=== Records shown ===

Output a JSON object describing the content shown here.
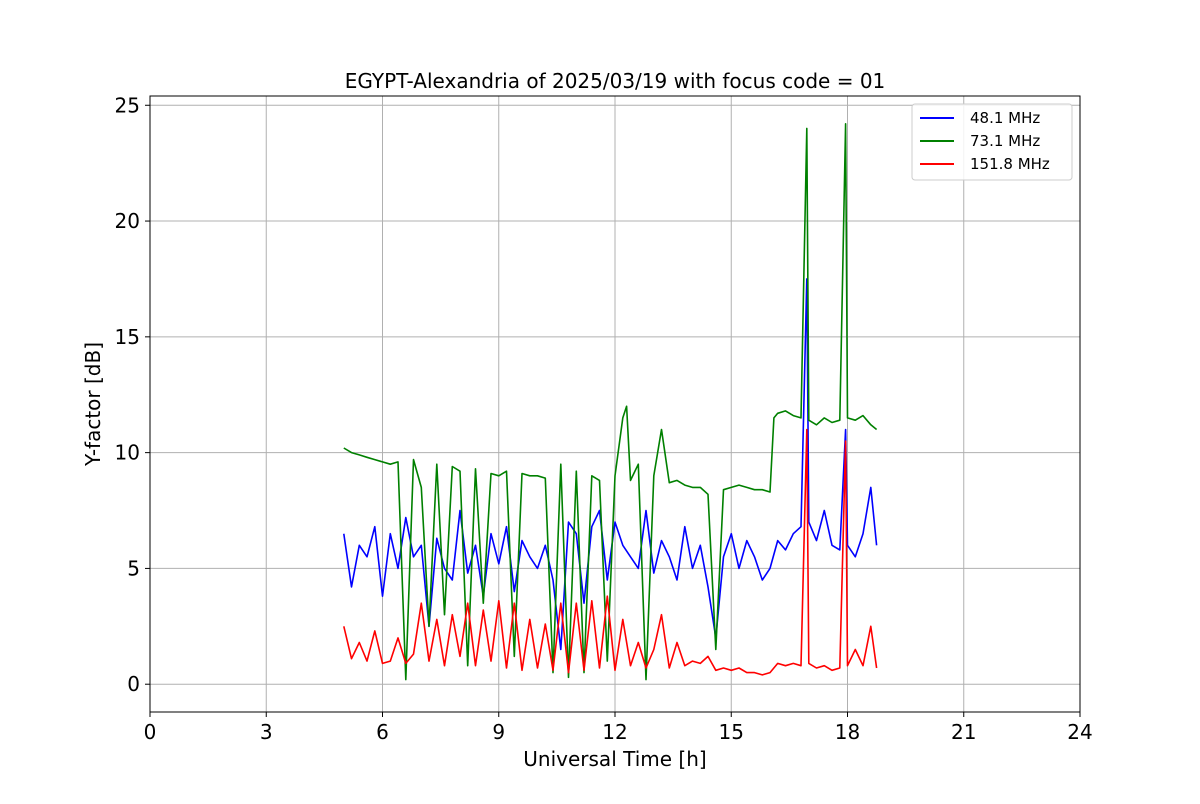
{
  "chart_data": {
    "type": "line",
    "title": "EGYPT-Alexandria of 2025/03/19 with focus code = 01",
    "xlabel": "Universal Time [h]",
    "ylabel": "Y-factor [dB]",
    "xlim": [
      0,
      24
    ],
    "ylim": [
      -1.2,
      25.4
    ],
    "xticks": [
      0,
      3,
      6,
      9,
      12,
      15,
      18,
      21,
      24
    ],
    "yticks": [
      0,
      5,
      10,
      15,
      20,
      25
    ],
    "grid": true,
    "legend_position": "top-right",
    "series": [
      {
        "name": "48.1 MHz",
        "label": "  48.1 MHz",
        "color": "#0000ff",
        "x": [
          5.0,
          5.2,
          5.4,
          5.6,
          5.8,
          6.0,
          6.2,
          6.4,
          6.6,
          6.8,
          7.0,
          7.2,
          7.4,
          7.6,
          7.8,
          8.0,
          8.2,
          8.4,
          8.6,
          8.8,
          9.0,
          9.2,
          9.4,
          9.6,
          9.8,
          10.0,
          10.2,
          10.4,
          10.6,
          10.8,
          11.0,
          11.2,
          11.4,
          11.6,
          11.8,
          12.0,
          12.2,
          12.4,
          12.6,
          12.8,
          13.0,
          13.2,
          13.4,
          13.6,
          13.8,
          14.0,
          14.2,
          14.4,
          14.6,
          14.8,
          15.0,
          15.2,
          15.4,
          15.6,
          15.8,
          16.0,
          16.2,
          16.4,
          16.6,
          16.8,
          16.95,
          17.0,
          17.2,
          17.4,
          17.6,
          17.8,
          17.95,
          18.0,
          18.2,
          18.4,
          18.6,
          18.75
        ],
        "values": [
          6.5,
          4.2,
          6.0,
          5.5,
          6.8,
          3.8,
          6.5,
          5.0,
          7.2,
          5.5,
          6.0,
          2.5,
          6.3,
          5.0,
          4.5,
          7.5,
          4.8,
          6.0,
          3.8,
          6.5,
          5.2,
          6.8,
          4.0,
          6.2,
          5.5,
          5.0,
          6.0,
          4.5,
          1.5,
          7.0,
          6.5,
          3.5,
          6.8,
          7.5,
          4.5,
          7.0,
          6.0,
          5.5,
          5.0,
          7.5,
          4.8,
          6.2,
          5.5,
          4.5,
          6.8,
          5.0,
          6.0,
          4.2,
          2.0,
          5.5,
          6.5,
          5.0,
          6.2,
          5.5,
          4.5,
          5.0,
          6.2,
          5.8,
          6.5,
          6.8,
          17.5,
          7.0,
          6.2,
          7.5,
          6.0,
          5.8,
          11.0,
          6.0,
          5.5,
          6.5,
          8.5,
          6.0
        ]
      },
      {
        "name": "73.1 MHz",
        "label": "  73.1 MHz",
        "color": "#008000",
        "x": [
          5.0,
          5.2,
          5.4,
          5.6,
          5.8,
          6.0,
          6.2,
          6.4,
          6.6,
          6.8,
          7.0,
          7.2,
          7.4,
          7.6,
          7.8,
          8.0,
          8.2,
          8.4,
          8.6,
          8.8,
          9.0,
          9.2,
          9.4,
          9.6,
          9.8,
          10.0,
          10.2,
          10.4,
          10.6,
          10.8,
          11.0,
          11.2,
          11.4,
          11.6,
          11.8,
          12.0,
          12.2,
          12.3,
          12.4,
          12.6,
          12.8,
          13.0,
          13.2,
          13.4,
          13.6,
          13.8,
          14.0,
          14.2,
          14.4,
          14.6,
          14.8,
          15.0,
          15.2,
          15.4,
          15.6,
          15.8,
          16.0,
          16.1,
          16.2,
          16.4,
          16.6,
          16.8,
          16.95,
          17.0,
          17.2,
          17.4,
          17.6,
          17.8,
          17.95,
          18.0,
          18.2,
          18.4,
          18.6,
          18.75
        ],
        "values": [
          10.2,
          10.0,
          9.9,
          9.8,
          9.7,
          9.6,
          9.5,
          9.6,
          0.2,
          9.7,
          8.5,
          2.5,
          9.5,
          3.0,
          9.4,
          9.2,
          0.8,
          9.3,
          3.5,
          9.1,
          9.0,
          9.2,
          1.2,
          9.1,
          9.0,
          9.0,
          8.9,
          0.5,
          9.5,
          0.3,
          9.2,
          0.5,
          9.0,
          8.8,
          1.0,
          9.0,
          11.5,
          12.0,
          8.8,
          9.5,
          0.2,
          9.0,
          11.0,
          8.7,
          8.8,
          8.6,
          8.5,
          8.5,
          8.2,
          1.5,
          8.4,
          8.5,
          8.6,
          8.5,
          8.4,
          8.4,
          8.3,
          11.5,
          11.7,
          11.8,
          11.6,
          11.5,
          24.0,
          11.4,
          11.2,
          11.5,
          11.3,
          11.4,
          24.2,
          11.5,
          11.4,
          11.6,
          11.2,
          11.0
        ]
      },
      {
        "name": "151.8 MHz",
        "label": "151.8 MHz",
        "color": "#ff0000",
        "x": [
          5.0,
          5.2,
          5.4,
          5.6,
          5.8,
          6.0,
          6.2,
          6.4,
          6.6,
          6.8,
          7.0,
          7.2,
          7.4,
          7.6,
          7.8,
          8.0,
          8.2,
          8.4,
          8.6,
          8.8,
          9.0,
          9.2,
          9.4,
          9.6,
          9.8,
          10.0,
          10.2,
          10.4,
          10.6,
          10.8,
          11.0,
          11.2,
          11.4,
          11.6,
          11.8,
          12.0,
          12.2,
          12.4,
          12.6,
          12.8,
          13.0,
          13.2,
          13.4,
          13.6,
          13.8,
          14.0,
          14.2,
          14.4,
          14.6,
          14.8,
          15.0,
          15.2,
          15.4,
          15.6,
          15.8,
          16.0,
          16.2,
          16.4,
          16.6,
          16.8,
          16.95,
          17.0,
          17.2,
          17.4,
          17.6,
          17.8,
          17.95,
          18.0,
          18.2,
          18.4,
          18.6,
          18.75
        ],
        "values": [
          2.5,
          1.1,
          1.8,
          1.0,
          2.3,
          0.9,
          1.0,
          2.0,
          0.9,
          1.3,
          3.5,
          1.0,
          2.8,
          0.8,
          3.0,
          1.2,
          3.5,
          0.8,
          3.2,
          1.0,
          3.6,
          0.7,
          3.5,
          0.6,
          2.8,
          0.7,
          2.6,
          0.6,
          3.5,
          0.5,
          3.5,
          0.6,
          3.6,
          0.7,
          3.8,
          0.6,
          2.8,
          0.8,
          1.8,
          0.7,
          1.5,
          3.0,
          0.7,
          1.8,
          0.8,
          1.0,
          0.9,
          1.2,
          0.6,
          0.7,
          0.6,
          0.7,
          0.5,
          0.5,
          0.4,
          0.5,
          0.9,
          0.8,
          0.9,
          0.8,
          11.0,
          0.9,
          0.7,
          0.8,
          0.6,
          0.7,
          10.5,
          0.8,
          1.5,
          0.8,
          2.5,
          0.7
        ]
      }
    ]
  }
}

===

§ Task directions: Word for word, quote the full listing, omitting every picture.

§ Exercise solution:
Output a JSON object describing the content shown here.
{
  "chart_data": {
    "type": "line",
    "title": "EGYPT-Alexandria of 2025/03/19 with focus code = 01",
    "xlabel": "Universal Time [h]",
    "ylabel": "Y-factor [dB]",
    "xlim": [
      0,
      24
    ],
    "ylim": [
      -1.2,
      25.4
    ],
    "xticks": [
      0,
      3,
      6,
      9,
      12,
      15,
      18,
      21,
      24
    ],
    "yticks": [
      0,
      5,
      10,
      15,
      20,
      25
    ],
    "grid": true,
    "legend_position": "top-right",
    "series": [
      {
        "name": "48.1 MHz",
        "label": "  48.1 MHz",
        "color": "#0000ff",
        "x": [
          5.0,
          5.2,
          5.4,
          5.6,
          5.8,
          6.0,
          6.2,
          6.4,
          6.6,
          6.8,
          7.0,
          7.2,
          7.4,
          7.6,
          7.8,
          8.0,
          8.2,
          8.4,
          8.6,
          8.8,
          9.0,
          9.2,
          9.4,
          9.6,
          9.8,
          10.0,
          10.2,
          10.4,
          10.6,
          10.8,
          11.0,
          11.2,
          11.4,
          11.6,
          11.8,
          12.0,
          12.2,
          12.4,
          12.6,
          12.8,
          13.0,
          13.2,
          13.4,
          13.6,
          13.8,
          14.0,
          14.2,
          14.4,
          14.6,
          14.8,
          15.0,
          15.2,
          15.4,
          15.6,
          15.8,
          16.0,
          16.2,
          16.4,
          16.6,
          16.8,
          16.95,
          17.0,
          17.2,
          17.4,
          17.6,
          17.8,
          17.95,
          18.0,
          18.2,
          18.4,
          18.6,
          18.75
        ],
        "values": [
          6.5,
          4.2,
          6.0,
          5.5,
          6.8,
          3.8,
          6.5,
          5.0,
          7.2,
          5.5,
          6.0,
          2.5,
          6.3,
          5.0,
          4.5,
          7.5,
          4.8,
          6.0,
          3.8,
          6.5,
          5.2,
          6.8,
          4.0,
          6.2,
          5.5,
          5.0,
          6.0,
          4.5,
          1.5,
          7.0,
          6.5,
          3.5,
          6.8,
          7.5,
          4.5,
          7.0,
          6.0,
          5.5,
          5.0,
          7.5,
          4.8,
          6.2,
          5.5,
          4.5,
          6.8,
          5.0,
          6.0,
          4.2,
          2.0,
          5.5,
          6.5,
          5.0,
          6.2,
          5.5,
          4.5,
          5.0,
          6.2,
          5.8,
          6.5,
          6.8,
          17.5,
          7.0,
          6.2,
          7.5,
          6.0,
          5.8,
          11.0,
          6.0,
          5.5,
          6.5,
          8.5,
          6.0
        ]
      },
      {
        "name": "73.1 MHz",
        "label": "  73.1 MHz",
        "color": "#008000",
        "x": [
          5.0,
          5.2,
          5.4,
          5.6,
          5.8,
          6.0,
          6.2,
          6.4,
          6.6,
          6.8,
          7.0,
          7.2,
          7.4,
          7.6,
          7.8,
          8.0,
          8.2,
          8.4,
          8.6,
          8.8,
          9.0,
          9.2,
          9.4,
          9.6,
          9.8,
          10.0,
          10.2,
          10.4,
          10.6,
          10.8,
          11.0,
          11.2,
          11.4,
          11.6,
          11.8,
          12.0,
          12.2,
          12.3,
          12.4,
          12.6,
          12.8,
          13.0,
          13.2,
          13.4,
          13.6,
          13.8,
          14.0,
          14.2,
          14.4,
          14.6,
          14.8,
          15.0,
          15.2,
          15.4,
          15.6,
          15.8,
          16.0,
          16.1,
          16.2,
          16.4,
          16.6,
          16.8,
          16.95,
          17.0,
          17.2,
          17.4,
          17.6,
          17.8,
          17.95,
          18.0,
          18.2,
          18.4,
          18.6,
          18.75
        ],
        "values": [
          10.2,
          10.0,
          9.9,
          9.8,
          9.7,
          9.6,
          9.5,
          9.6,
          0.2,
          9.7,
          8.5,
          2.5,
          9.5,
          3.0,
          9.4,
          9.2,
          0.8,
          9.3,
          3.5,
          9.1,
          9.0,
          9.2,
          1.2,
          9.1,
          9.0,
          9.0,
          8.9,
          0.5,
          9.5,
          0.3,
          9.2,
          0.5,
          9.0,
          8.8,
          1.0,
          9.0,
          11.5,
          12.0,
          8.8,
          9.5,
          0.2,
          9.0,
          11.0,
          8.7,
          8.8,
          8.6,
          8.5,
          8.5,
          8.2,
          1.5,
          8.4,
          8.5,
          8.6,
          8.5,
          8.4,
          8.4,
          8.3,
          11.5,
          11.7,
          11.8,
          11.6,
          11.5,
          24.0,
          11.4,
          11.2,
          11.5,
          11.3,
          11.4,
          24.2,
          11.5,
          11.4,
          11.6,
          11.2,
          11.0
        ]
      },
      {
        "name": "151.8 MHz",
        "label": "151.8 MHz",
        "color": "#ff0000",
        "x": [
          5.0,
          5.2,
          5.4,
          5.6,
          5.8,
          6.0,
          6.2,
          6.4,
          6.6,
          6.8,
          7.0,
          7.2,
          7.4,
          7.6,
          7.8,
          8.0,
          8.2,
          8.4,
          8.6,
          8.8,
          9.0,
          9.2,
          9.4,
          9.6,
          9.8,
          10.0,
          10.2,
          10.4,
          10.6,
          10.8,
          11.0,
          11.2,
          11.4,
          11.6,
          11.8,
          12.0,
          12.2,
          12.4,
          12.6,
          12.8,
          13.0,
          13.2,
          13.4,
          13.6,
          13.8,
          14.0,
          14.2,
          14.4,
          14.6,
          14.8,
          15.0,
          15.2,
          15.4,
          15.6,
          15.8,
          16.0,
          16.2,
          16.4,
          16.6,
          16.8,
          16.95,
          17.0,
          17.2,
          17.4,
          17.6,
          17.8,
          17.95,
          18.0,
          18.2,
          18.4,
          18.6,
          18.75
        ],
        "values": [
          2.5,
          1.1,
          1.8,
          1.0,
          2.3,
          0.9,
          1.0,
          2.0,
          0.9,
          1.3,
          3.5,
          1.0,
          2.8,
          0.8,
          3.0,
          1.2,
          3.5,
          0.8,
          3.2,
          1.0,
          3.6,
          0.7,
          3.5,
          0.6,
          2.8,
          0.7,
          2.6,
          0.6,
          3.5,
          0.5,
          3.5,
          0.6,
          3.6,
          0.7,
          3.8,
          0.6,
          2.8,
          0.8,
          1.8,
          0.7,
          1.5,
          3.0,
          0.7,
          1.8,
          0.8,
          1.0,
          0.9,
          1.2,
          0.6,
          0.7,
          0.6,
          0.7,
          0.5,
          0.5,
          0.4,
          0.5,
          0.9,
          0.8,
          0.9,
          0.8,
          11.0,
          0.9,
          0.7,
          0.8,
          0.6,
          0.7,
          10.5,
          0.8,
          1.5,
          0.8,
          2.5,
          0.7
        ]
      }
    ]
  }
}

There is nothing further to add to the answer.